=== RECORDS FOR THIS EXERCISE ===
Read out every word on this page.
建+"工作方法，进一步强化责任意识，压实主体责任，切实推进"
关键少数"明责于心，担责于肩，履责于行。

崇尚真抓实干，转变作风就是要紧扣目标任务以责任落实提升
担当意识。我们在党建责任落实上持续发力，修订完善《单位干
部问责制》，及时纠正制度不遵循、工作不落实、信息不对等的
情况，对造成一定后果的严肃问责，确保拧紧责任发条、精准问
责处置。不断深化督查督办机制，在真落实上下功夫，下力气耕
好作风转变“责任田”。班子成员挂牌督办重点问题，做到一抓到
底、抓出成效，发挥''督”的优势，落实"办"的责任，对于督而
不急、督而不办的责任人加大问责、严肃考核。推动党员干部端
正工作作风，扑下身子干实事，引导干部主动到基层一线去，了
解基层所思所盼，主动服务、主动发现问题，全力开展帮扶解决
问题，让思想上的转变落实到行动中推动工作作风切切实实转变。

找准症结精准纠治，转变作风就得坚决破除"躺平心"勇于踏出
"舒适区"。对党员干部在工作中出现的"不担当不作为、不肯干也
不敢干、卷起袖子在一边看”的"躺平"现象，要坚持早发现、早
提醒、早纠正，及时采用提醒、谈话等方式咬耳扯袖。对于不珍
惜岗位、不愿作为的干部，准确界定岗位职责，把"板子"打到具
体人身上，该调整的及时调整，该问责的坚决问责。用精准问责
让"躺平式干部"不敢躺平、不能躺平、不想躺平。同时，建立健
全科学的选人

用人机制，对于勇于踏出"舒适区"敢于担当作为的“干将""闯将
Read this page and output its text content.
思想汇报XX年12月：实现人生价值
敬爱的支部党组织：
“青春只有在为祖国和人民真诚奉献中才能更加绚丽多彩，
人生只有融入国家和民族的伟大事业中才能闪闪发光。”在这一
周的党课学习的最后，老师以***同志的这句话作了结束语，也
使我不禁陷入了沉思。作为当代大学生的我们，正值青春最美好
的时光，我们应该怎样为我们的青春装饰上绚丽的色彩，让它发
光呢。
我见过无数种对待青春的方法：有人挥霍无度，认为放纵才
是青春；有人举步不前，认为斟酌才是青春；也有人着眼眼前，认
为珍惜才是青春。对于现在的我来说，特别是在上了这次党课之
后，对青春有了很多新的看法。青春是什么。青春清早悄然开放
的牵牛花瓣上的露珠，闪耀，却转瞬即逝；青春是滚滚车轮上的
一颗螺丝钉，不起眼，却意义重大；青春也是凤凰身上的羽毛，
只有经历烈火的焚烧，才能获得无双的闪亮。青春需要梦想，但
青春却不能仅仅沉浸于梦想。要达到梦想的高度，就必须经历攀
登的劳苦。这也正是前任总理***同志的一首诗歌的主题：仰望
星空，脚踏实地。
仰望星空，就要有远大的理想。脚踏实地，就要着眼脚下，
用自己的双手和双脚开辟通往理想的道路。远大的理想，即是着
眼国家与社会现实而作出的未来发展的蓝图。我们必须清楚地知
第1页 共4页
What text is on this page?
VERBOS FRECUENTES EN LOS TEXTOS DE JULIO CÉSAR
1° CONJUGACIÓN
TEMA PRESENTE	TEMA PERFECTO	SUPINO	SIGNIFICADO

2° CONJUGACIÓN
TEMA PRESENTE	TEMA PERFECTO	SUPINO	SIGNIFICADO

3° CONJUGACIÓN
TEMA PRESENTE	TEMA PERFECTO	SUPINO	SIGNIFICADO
===
= WORK TO BE COMPLETED =
Set down the material above again, word for word.

= RESPONSE TO THE EXERCISE =
Read out every word on this page.
建+"工作方法，进一步强化责任意识，压实主体责任，切实推进"
关键少数"明责于心，担责于肩，履责于行。

崇尚真抓实干，转变作风就是要紧扣目标任务以责任落实提升
担当意识。我们在党建责任落实上持续发力，修订完善《单位干
部问责制》，及时纠正制度不遵循、工作不落实、信息不对等的
情况，对造成一定后果的严肃问责，确保拧紧责任发条、精准问
责处置。不断深化督查督办机制，在真落实上下功夫，下力气耕
好作风转变“责任田”。班子成员挂牌督办重点问题，做到一抓到
底、抓出成效，发挥''督”的优势，落实"办"的责任，对于督而
不急、督而不办的责任人加大问责、严肃考核。推动党员干部端
正工作作风，扑下身子干实事，引导干部主动到基层一线去，了
解基层所思所盼，主动服务、主动发现问题，全力开展帮扶解决
问题，让思想上的转变落实到行动中推动工作作风切切实实转变。

找准症结精准纠治，转变作风就得坚决破除"躺平心"勇于踏出
"舒适区"。对党员干部在工作中出现的"不担当不作为、不肯干也
不敢干、卷起袖子在一边看”的"躺平"现象，要坚持早发现、早
提醒、早纠正，及时采用提醒、谈话等方式咬耳扯袖。对于不珍
惜岗位、不愿作为的干部，准确界定岗位职责，把"板子"打到具
体人身上，该调整的及时调整，该问责的坚决问责。用精准问责
让"躺平式干部"不敢躺平、不能躺平、不想躺平。同时，建立健
全科学的选人

用人机制，对于勇于踏出"舒适区"敢于担当作为的“干将""闯将
Read this page and output its text content.
思想汇报XX年12月：实现人生价值
敬爱的支部党组织：
“青春只有在为祖国和人民真诚奉献中才能更加绚丽多彩，
人生只有融入国家和民族的伟大事业中才能闪闪发光。”在这一
周的党课学习的最后，老师以***同志的这句话作了结束语，也
使我不禁陷入了沉思。作为当代大学生的我们，正值青春最美好
的时光，我们应该怎样为我们的青春装饰上绚丽的色彩，让它发
光呢。
我见过无数种对待青春的方法：有人挥霍无度，认为放纵才
是青春；有人举步不前，认为斟酌才是青春；也有人着眼眼前，认
为珍惜才是青春。对于现在的我来说，特别是在上了这次党课之
后，对青春有了很多新的看法。青春是什么。青春清早悄然开放
的牵牛花瓣上的露珠，闪耀，却转瞬即逝；青春是滚滚车轮上的
一颗螺丝钉，不起眼，却意义重大；青春也是凤凰身上的羽毛，
只有经历烈火的焚烧，才能获得无双的闪亮。青春需要梦想，但
青春却不能仅仅沉浸于梦想。要达到梦想的高度，就必须经历攀
登的劳苦。这也正是前任总理***同志的一首诗歌的主题：仰望
星空，脚踏实地。
仰望星空，就要有远大的理想。脚踏实地，就要着眼脚下，
用自己的双手和双脚开辟通往理想的道路。远大的理想，即是着
眼国家与社会现实而作出的未来发展的蓝图。我们必须清楚地知
第1页 共4页
What text is on this page?
VERBOS FRECUENTES EN LOS TEXTOS DE JULIO CÉSAR
1° CONJUGACIÓN
TEMA PRESENTE	TEMA PERFECTO	SUPINO	SIGNIFICADO

2° CONJUGACIÓN
TEMA PRESENTE	TEMA PERFECTO	SUPINO	SIGNIFICADO

3° CONJUGACIÓN
TEMA PRESENTE	TEMA PERFECTO	SUPINO	SIGNIFICADO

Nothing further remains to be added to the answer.